Records provided start

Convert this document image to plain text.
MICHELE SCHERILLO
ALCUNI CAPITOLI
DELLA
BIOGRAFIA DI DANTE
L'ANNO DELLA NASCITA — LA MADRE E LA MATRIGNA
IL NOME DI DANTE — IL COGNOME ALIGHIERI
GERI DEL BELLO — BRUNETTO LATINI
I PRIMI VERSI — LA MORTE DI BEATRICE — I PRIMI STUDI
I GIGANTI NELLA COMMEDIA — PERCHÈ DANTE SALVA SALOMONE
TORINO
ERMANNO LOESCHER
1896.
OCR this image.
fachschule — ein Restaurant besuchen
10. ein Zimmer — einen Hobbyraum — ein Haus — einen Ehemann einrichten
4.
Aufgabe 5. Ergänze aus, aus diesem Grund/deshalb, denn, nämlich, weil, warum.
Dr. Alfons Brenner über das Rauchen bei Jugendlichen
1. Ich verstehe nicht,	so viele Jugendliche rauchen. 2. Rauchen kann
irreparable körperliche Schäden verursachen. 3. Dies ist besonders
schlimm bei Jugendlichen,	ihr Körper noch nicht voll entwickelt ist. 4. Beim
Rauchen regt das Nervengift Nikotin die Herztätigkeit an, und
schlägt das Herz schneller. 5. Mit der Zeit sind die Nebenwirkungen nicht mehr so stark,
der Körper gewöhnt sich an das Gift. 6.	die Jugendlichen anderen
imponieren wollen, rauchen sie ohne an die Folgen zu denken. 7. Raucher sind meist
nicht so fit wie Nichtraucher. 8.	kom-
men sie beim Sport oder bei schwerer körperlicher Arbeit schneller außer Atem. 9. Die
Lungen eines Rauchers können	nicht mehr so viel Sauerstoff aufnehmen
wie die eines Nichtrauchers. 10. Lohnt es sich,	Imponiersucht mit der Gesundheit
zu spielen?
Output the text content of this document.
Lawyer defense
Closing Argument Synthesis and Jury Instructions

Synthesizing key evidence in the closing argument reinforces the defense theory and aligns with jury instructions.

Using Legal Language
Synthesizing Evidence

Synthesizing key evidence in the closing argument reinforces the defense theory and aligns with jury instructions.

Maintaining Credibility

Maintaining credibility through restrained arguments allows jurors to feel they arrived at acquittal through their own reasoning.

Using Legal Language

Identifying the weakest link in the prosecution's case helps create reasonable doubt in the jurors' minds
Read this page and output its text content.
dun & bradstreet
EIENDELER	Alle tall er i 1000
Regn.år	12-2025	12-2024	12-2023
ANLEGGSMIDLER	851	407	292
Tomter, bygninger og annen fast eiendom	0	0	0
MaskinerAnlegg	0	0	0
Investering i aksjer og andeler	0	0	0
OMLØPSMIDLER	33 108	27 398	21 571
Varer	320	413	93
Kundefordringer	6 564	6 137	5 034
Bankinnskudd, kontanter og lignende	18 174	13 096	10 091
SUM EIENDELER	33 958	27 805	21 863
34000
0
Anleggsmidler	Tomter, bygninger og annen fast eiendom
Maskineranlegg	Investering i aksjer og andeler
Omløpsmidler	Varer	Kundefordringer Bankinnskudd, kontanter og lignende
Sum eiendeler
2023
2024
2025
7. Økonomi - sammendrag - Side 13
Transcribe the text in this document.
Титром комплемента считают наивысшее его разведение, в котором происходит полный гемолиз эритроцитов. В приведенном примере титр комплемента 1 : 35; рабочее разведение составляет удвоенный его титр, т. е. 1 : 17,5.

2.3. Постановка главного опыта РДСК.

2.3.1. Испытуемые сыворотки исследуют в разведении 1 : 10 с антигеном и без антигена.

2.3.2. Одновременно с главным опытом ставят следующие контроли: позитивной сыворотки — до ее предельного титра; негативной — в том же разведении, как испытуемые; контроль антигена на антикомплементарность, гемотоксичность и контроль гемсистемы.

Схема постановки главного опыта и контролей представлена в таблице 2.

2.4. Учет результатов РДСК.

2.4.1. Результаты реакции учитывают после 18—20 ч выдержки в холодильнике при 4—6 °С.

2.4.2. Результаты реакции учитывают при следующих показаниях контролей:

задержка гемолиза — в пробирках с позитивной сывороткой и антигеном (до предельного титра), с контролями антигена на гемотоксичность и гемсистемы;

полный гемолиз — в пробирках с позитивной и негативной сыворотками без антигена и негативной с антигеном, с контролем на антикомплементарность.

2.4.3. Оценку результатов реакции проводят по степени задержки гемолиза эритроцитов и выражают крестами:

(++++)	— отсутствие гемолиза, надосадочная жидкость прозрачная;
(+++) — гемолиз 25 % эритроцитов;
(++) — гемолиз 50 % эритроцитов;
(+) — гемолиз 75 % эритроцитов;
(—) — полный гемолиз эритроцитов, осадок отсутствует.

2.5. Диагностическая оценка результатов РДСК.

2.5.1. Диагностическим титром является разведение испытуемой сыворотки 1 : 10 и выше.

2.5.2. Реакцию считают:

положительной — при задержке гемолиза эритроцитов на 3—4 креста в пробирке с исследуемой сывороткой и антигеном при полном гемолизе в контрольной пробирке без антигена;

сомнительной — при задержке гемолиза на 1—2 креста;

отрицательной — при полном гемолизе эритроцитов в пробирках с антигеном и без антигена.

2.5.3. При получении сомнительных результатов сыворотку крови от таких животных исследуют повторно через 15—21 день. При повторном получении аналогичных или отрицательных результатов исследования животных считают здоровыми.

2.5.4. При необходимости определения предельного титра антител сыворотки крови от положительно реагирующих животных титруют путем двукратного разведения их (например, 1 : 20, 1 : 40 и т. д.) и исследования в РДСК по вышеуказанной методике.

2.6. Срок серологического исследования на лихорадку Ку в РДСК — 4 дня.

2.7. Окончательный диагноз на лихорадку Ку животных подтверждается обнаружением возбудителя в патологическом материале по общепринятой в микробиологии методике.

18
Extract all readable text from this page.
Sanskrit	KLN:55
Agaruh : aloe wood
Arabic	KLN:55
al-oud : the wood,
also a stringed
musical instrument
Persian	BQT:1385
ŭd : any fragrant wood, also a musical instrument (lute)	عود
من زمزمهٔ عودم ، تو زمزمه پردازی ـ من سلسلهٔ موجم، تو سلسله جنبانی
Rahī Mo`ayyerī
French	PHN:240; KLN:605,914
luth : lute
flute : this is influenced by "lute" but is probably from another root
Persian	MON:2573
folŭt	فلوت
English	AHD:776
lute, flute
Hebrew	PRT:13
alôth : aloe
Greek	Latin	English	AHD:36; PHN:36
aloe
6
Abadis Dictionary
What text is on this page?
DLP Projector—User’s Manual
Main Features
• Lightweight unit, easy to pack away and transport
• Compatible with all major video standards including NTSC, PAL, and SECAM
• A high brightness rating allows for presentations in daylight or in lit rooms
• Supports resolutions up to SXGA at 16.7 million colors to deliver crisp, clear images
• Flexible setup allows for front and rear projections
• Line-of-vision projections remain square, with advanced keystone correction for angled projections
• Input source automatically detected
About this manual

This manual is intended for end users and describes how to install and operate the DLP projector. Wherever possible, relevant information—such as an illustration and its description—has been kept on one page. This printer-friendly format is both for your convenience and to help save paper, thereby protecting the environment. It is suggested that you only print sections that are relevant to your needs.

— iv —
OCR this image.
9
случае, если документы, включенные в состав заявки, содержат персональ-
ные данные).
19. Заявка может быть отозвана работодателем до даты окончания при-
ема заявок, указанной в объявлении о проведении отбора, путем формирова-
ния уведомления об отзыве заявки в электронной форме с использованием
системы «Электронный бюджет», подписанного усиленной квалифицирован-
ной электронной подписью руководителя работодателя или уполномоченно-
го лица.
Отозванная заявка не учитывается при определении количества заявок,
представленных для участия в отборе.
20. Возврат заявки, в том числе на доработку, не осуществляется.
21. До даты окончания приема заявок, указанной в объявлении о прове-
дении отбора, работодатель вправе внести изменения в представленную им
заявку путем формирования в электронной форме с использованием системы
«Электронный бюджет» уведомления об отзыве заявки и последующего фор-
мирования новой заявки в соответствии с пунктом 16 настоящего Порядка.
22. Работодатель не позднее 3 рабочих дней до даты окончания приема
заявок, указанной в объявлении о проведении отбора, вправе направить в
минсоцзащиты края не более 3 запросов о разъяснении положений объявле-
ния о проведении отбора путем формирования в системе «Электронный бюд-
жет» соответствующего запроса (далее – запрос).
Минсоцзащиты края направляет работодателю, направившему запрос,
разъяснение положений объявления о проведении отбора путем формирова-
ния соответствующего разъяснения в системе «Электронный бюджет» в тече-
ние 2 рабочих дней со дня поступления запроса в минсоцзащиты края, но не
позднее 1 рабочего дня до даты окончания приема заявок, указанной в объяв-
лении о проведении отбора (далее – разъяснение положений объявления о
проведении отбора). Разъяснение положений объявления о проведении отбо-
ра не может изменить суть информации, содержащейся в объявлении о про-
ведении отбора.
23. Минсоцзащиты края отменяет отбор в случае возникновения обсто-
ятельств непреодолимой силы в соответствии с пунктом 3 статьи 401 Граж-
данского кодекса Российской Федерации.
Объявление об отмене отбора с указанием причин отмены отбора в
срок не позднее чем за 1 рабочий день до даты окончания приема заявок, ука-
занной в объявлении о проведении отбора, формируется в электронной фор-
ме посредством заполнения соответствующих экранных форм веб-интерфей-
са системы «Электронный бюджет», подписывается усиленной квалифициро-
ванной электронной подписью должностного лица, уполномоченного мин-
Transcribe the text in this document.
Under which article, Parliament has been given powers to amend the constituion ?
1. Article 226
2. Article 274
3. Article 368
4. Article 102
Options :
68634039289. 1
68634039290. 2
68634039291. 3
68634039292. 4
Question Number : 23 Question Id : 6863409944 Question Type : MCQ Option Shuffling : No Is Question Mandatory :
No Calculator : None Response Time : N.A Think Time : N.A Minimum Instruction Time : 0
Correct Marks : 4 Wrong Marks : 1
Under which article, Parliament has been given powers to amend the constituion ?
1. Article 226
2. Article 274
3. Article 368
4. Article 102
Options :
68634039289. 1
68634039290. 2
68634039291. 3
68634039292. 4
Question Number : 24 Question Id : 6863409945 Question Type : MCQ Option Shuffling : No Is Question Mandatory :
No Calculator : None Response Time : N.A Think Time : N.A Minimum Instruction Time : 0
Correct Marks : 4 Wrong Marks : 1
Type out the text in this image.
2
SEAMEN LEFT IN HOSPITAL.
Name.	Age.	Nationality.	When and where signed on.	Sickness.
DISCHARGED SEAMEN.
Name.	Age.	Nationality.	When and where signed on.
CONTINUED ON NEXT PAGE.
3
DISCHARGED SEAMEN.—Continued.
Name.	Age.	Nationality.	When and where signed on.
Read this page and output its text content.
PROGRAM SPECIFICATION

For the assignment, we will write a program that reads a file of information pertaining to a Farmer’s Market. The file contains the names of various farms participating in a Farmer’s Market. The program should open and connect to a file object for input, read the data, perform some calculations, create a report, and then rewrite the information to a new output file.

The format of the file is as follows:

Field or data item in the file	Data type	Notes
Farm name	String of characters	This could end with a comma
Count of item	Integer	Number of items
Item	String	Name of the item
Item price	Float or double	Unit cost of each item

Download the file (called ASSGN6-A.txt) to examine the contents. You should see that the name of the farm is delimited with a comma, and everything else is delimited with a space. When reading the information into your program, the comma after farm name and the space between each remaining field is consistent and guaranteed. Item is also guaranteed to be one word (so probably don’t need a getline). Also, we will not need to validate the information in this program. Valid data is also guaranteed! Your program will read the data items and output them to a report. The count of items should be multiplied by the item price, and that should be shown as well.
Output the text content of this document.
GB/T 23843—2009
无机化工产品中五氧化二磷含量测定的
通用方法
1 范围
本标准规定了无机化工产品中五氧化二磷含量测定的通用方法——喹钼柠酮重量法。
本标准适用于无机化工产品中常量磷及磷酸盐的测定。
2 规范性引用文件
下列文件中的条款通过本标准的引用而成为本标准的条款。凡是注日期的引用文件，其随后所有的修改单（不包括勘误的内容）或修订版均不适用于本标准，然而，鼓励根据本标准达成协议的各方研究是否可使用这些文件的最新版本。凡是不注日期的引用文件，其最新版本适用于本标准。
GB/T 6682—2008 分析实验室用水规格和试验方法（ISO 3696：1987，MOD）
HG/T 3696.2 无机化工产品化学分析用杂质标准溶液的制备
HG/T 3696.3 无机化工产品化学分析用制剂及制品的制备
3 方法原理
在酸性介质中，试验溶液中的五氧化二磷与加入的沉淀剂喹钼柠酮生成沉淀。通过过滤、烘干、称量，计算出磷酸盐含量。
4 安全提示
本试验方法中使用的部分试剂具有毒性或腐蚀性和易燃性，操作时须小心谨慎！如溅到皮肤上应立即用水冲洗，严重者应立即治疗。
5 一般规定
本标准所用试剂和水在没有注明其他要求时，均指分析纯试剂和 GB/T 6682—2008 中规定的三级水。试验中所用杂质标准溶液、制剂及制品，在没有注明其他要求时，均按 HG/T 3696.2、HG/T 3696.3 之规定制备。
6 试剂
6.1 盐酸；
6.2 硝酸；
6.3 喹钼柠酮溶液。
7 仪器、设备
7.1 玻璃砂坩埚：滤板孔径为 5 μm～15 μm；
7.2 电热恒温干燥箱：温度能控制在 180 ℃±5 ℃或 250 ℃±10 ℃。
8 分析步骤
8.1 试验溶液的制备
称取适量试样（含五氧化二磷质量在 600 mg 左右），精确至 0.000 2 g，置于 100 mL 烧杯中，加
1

Records provided end

▸ Challenge:
Pick every line with "flute" in it and copy it.

▸ Exercise output:
flute : this is influenced by "lute" but is probably from another root
lute, flute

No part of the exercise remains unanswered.